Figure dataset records
============

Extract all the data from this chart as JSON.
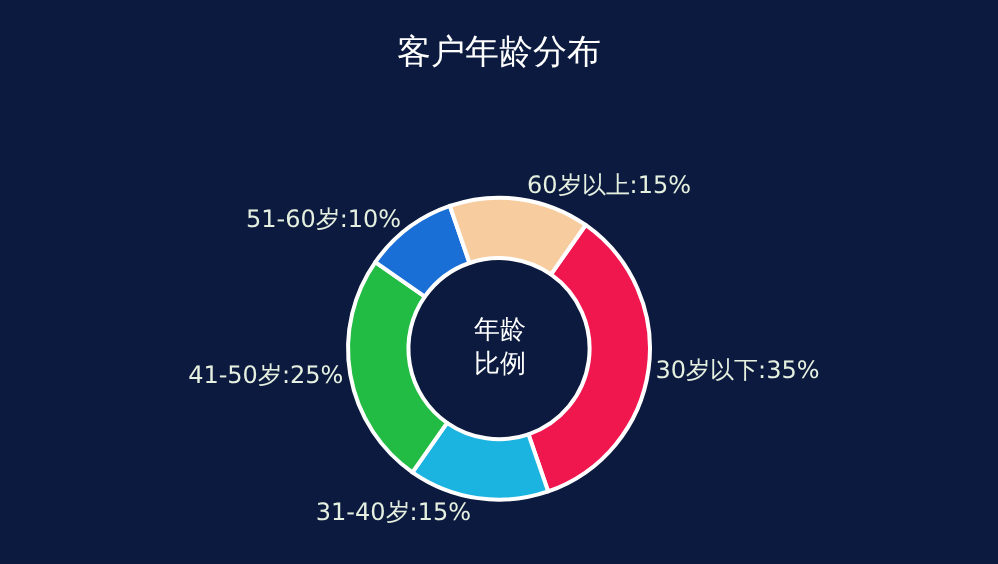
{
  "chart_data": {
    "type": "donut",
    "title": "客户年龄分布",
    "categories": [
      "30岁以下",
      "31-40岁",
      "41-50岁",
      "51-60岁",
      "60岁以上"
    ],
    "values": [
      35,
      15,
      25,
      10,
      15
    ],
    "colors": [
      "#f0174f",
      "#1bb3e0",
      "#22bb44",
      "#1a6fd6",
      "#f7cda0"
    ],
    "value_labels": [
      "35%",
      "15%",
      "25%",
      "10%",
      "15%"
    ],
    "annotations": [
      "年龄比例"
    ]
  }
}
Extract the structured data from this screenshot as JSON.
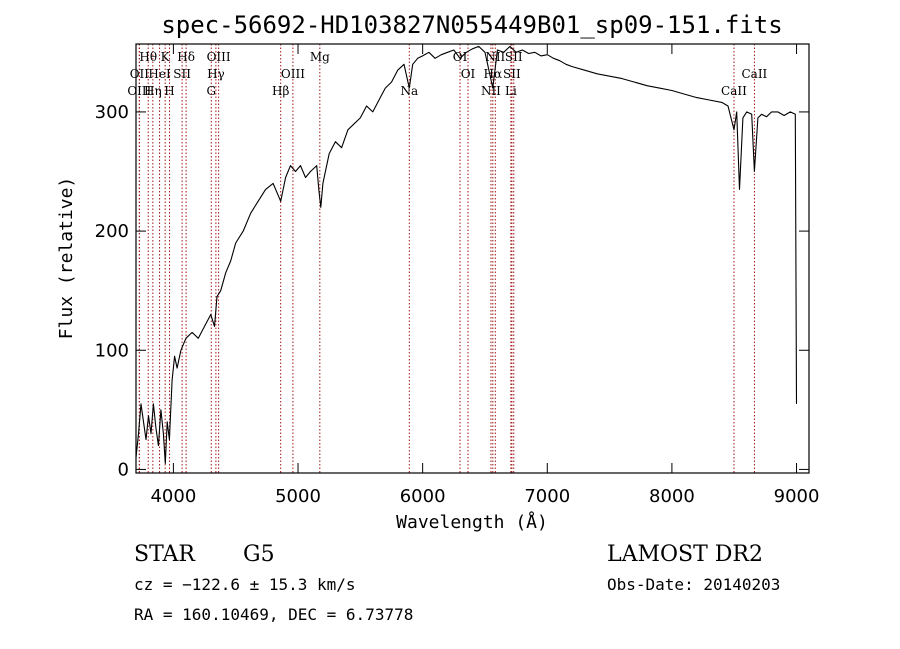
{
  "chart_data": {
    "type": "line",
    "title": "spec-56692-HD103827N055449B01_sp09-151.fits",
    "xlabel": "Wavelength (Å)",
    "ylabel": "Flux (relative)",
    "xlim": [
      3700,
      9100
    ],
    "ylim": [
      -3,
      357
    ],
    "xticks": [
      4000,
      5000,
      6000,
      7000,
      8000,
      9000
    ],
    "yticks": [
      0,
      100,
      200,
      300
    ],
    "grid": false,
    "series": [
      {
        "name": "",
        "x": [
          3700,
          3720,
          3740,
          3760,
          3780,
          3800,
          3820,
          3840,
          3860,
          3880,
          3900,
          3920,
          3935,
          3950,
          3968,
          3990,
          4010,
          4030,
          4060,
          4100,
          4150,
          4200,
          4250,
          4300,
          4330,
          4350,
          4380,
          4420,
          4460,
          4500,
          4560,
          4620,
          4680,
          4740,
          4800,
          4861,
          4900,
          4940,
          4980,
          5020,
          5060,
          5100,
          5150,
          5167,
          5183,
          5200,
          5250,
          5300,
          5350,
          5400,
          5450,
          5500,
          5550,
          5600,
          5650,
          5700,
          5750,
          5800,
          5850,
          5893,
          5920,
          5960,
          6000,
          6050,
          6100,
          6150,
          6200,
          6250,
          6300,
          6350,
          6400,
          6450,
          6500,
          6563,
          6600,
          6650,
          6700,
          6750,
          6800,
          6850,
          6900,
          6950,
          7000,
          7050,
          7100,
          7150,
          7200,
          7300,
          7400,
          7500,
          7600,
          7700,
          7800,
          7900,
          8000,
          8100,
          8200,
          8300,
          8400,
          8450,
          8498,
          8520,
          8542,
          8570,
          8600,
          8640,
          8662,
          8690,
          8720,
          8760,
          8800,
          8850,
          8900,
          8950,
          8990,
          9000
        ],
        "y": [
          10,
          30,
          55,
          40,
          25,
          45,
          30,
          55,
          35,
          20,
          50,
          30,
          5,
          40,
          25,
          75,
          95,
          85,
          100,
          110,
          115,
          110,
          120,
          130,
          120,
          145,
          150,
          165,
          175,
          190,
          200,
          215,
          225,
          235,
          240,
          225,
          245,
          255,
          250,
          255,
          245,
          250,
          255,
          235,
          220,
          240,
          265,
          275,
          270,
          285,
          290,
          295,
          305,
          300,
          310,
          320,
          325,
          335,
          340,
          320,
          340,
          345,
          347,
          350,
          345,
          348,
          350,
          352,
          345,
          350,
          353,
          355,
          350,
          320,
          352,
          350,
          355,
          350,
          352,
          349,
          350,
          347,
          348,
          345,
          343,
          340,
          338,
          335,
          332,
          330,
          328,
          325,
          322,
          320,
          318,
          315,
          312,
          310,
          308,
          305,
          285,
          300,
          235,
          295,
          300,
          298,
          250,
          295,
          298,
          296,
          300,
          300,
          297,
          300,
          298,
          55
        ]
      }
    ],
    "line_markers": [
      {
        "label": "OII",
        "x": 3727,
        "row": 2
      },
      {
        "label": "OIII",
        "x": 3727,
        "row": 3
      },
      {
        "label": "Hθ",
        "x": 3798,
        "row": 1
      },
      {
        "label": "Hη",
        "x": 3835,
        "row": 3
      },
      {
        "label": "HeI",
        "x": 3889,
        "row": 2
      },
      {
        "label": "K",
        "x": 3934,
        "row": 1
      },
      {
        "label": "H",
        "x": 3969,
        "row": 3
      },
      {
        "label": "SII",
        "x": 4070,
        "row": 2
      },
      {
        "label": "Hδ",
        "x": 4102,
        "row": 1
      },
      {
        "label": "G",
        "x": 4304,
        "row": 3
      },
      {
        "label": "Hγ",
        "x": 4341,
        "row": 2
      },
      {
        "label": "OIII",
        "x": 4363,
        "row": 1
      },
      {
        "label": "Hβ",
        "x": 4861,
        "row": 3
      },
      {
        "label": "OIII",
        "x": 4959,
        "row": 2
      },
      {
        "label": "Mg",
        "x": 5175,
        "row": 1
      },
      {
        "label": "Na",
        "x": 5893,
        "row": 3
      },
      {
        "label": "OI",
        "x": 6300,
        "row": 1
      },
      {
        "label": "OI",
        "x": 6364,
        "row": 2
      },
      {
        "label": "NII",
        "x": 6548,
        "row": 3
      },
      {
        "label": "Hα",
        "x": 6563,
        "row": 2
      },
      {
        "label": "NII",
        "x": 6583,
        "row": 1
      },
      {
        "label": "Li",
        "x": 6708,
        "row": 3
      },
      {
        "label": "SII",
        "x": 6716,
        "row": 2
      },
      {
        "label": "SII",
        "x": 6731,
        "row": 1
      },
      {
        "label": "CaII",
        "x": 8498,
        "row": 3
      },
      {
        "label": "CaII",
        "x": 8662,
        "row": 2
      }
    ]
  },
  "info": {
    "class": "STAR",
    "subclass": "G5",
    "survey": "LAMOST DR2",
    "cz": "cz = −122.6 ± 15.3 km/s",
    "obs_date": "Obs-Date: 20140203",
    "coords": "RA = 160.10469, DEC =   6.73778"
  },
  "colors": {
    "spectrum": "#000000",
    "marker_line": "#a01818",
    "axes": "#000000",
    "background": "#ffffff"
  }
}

============

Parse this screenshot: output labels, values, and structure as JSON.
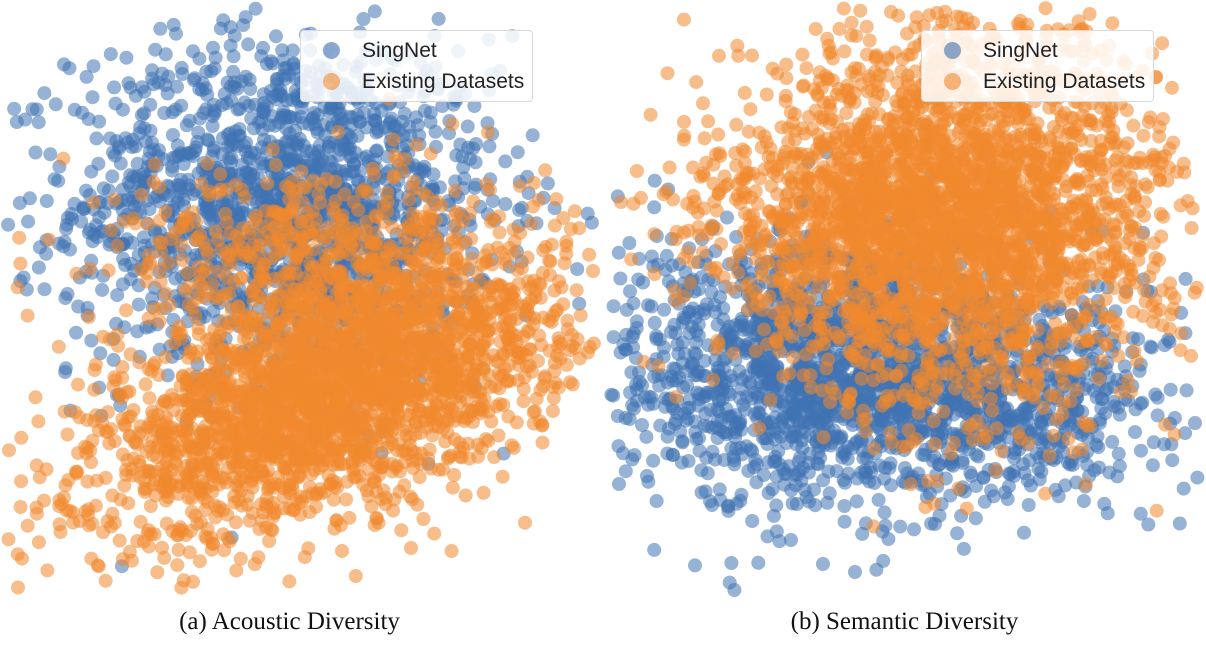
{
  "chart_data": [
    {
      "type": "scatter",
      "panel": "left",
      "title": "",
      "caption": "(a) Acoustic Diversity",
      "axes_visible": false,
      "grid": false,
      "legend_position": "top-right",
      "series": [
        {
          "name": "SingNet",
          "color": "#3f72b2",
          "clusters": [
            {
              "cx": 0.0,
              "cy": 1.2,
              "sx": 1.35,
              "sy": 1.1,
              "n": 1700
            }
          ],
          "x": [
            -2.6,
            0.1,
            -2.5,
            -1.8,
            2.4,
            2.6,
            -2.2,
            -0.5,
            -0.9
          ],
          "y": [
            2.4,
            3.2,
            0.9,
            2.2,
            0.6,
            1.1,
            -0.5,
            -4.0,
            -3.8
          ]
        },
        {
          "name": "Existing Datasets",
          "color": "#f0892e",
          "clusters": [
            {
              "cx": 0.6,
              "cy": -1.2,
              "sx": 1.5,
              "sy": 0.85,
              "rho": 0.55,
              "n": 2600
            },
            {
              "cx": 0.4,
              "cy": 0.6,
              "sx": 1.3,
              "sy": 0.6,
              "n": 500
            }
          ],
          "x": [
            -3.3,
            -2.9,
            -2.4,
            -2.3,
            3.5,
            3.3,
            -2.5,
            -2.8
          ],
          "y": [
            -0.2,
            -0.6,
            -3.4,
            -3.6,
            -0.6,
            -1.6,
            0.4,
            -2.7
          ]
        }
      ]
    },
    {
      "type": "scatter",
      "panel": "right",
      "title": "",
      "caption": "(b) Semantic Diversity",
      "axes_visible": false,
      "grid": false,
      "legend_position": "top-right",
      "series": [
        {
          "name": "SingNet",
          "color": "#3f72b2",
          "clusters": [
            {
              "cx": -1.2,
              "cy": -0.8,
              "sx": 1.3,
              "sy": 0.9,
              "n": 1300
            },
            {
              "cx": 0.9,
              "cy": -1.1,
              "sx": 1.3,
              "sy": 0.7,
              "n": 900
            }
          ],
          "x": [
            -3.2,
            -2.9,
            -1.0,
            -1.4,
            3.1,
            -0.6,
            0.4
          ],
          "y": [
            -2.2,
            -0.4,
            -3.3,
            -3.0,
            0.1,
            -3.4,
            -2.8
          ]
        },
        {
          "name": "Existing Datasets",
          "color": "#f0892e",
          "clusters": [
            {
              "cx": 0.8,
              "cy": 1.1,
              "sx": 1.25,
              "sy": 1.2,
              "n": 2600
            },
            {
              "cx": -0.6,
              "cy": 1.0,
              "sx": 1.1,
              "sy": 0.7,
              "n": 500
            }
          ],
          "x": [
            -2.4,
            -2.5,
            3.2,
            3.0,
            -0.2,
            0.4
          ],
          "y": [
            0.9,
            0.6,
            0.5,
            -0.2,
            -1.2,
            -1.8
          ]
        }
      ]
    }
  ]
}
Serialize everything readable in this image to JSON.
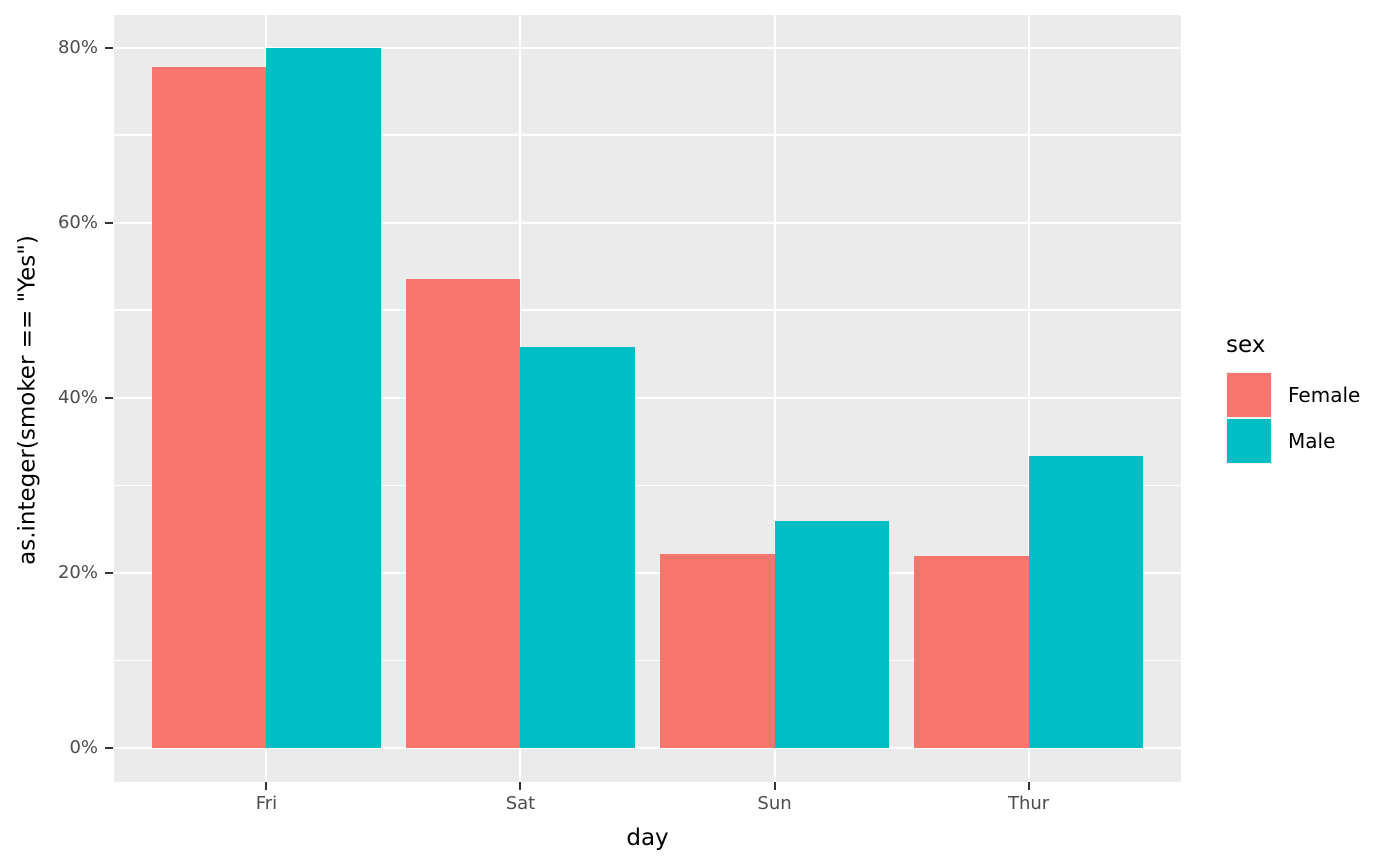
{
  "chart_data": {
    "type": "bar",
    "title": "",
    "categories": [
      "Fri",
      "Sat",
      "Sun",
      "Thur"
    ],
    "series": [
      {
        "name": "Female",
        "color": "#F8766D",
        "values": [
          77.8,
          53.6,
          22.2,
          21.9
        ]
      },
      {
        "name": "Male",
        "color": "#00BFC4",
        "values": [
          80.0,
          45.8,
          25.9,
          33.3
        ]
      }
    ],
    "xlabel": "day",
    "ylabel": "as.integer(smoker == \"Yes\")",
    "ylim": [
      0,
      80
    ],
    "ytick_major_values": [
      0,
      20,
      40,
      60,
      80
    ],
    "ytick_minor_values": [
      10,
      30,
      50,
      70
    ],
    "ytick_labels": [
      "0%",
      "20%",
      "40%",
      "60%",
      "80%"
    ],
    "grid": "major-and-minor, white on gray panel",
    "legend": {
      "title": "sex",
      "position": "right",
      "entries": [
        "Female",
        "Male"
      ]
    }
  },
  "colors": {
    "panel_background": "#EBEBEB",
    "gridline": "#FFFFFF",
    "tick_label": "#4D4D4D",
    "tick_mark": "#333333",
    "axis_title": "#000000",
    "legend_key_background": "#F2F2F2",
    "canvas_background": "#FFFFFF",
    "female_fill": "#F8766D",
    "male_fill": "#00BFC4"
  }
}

============

What is the number of lines in the records that contain the word "from"? Answer with the number and nothing else.

2